### 任务要求:
a: 找出这篇题解的代码里在 main 函数之外声明的全部变量和常量,写出它们的名称。
b: 这篇题解说可以从1号点和2号点开始一路推下去。根据文中的说明,解释这样做的理由。

### 页面:
#####
J - Just the Last Digit

大意:

给出一个n*n的矩阵,其中\(a_{i,j}\)是i到j的路径个数再对10取模,现在保证每条路都从较小编号的点连到较大编号的点,问能否求出每个点之间是否有边

思路:

对10取模是个幌子,我们先看没有这个限制的时候怎么做

注意到两个点之间的路径只可能是:

1.直接到达

2.经过一个点间接到达

如果求出i和j之间间接到达的路径数量,看是否和输入相同,就知道两个点是否有路径了。

又因为保证了边都是从较小的点到较大的点,所以1号点和2号点是否有边是已知的,那么就可以一路推下去了。

再考虑取模这个条件,那么只需要在计算路径个数的时候对10取模即可

#include <bits/stdc++.h>

using namespace std;

const int N = 500 + 5;
typedef long long LL;
int n, mp[N][N], res[N][N];
int main() {
    cin >> n;
    for (int i = 1; i <= n; i++) {
        for (int j = 1; j <= n; j++) {
            scanf("%1d", &mp[i][j]);
        }
    }
    for (int i = 1; i <= n; i++) {
        for (int j = i + 1; j <= n; j++) {
            for (int k = i + 1; k < j; k++) {
                res[i][j] = (res[i][j] + res[i][k] * mp[k][j]) % 10;
            }
            if (res[i][j] == mp[i][j])
#####
### 记录信息:
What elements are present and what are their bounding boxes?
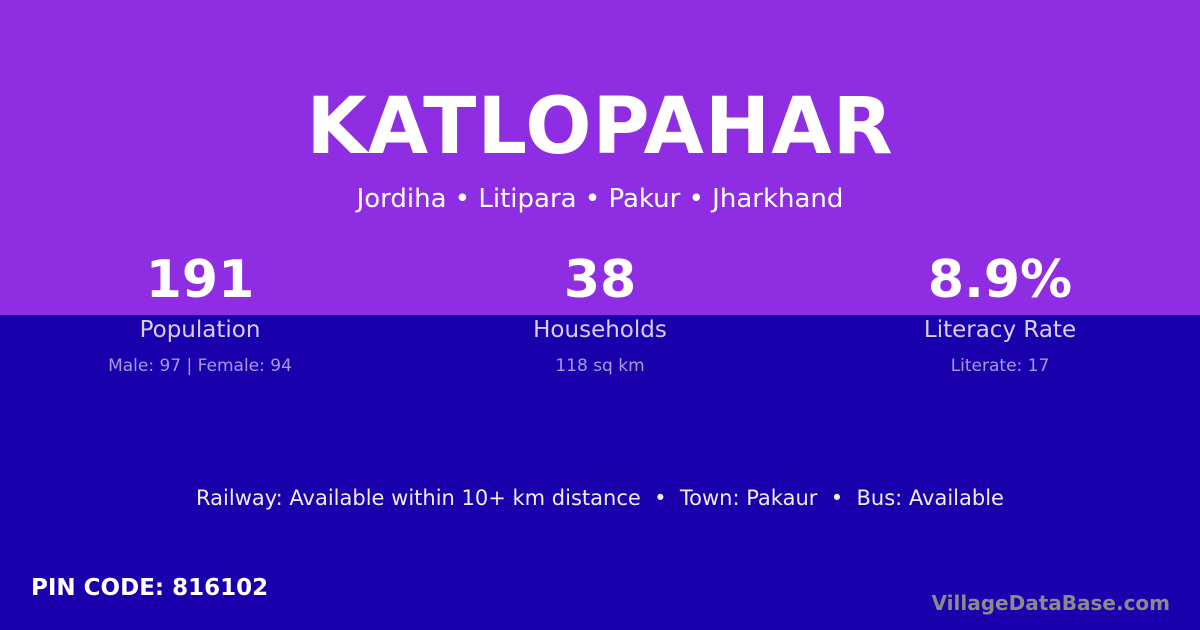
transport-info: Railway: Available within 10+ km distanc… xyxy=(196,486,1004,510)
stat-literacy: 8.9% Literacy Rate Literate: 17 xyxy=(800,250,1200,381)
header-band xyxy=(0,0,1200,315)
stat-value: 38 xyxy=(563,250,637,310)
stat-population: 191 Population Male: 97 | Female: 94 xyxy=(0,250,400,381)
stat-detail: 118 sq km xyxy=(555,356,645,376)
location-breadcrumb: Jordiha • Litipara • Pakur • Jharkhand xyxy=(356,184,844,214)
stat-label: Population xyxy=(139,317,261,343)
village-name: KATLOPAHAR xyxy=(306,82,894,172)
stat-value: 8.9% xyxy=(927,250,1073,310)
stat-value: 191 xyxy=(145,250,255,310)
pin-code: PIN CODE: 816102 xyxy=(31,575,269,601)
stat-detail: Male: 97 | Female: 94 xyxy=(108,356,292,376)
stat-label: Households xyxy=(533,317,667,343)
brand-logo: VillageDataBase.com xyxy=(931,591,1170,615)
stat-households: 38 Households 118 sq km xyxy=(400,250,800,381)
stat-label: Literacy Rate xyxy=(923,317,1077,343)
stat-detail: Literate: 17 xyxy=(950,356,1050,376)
#####
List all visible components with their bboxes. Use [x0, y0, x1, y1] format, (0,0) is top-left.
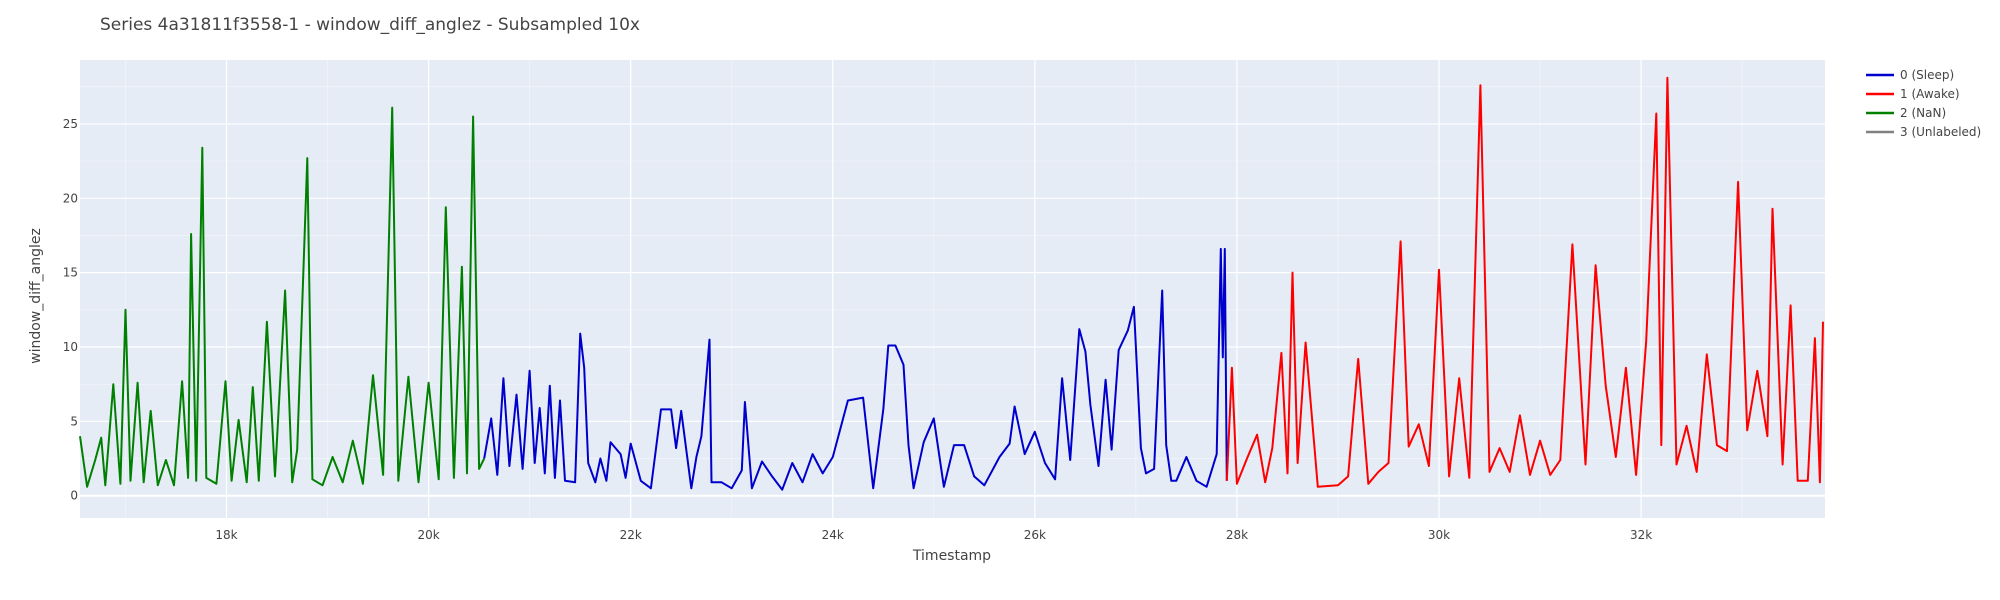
#####
### 预期结果:
a: N、n、mp、res

b: 题目保证所有边都从编号较小的点连向编号较大的点,所以1号点和2号点之间有没有边是已知的。以此为起点,就能逐步推出其他点之间是否有边。